- [PROBLEM]:
Identify all lines below that hold "every" and collect them.

Data listing
[start]

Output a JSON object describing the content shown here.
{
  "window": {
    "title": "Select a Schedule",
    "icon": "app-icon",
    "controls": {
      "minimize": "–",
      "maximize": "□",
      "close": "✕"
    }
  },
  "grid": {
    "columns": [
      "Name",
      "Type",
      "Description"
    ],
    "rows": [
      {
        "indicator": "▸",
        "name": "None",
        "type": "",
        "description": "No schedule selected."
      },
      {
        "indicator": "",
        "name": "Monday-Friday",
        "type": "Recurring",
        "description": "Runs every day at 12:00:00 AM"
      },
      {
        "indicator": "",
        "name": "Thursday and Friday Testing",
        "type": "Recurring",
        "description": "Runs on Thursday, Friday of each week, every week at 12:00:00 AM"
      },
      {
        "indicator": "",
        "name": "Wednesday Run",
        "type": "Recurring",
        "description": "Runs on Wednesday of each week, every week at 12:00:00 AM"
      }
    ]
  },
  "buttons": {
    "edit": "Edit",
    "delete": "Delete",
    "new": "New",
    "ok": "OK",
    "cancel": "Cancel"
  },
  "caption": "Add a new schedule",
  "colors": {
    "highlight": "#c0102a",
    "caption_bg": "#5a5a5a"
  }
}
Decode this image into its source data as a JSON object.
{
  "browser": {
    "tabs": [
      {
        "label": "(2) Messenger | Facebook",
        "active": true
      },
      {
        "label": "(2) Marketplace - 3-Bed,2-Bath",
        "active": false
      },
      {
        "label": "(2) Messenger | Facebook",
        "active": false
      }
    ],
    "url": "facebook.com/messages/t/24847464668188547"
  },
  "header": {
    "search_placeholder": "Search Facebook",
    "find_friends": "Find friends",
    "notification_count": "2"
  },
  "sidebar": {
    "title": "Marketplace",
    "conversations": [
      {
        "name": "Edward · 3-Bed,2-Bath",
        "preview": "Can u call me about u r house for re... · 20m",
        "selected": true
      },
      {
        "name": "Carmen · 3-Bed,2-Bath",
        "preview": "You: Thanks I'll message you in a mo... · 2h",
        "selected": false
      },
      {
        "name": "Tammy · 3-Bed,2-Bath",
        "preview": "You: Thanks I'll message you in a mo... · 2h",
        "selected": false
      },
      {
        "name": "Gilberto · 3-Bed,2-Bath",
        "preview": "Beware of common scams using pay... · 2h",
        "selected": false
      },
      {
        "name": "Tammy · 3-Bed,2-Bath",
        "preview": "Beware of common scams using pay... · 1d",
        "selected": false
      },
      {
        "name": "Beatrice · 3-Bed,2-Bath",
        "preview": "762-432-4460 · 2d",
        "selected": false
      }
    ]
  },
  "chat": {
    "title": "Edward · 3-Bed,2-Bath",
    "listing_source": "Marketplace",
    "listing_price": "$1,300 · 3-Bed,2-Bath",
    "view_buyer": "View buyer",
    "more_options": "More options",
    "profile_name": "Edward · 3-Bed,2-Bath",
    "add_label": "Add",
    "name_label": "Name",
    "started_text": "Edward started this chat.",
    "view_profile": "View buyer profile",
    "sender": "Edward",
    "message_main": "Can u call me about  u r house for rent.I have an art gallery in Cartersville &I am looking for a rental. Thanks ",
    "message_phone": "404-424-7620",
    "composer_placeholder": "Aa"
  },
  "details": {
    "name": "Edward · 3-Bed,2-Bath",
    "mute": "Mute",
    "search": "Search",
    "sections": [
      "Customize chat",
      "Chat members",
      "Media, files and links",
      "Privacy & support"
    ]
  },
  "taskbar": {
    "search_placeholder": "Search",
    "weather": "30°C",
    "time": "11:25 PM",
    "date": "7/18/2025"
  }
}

[end]

- [THE RESULT]:
        "description": "Runs every day at 12:00:00 AM"
        "description": "Runs on Thursday, Friday of each week, every week at 12:00:00 AM"
        "description": "Runs on Wednesday of each week, every week at 12:00:00 AM"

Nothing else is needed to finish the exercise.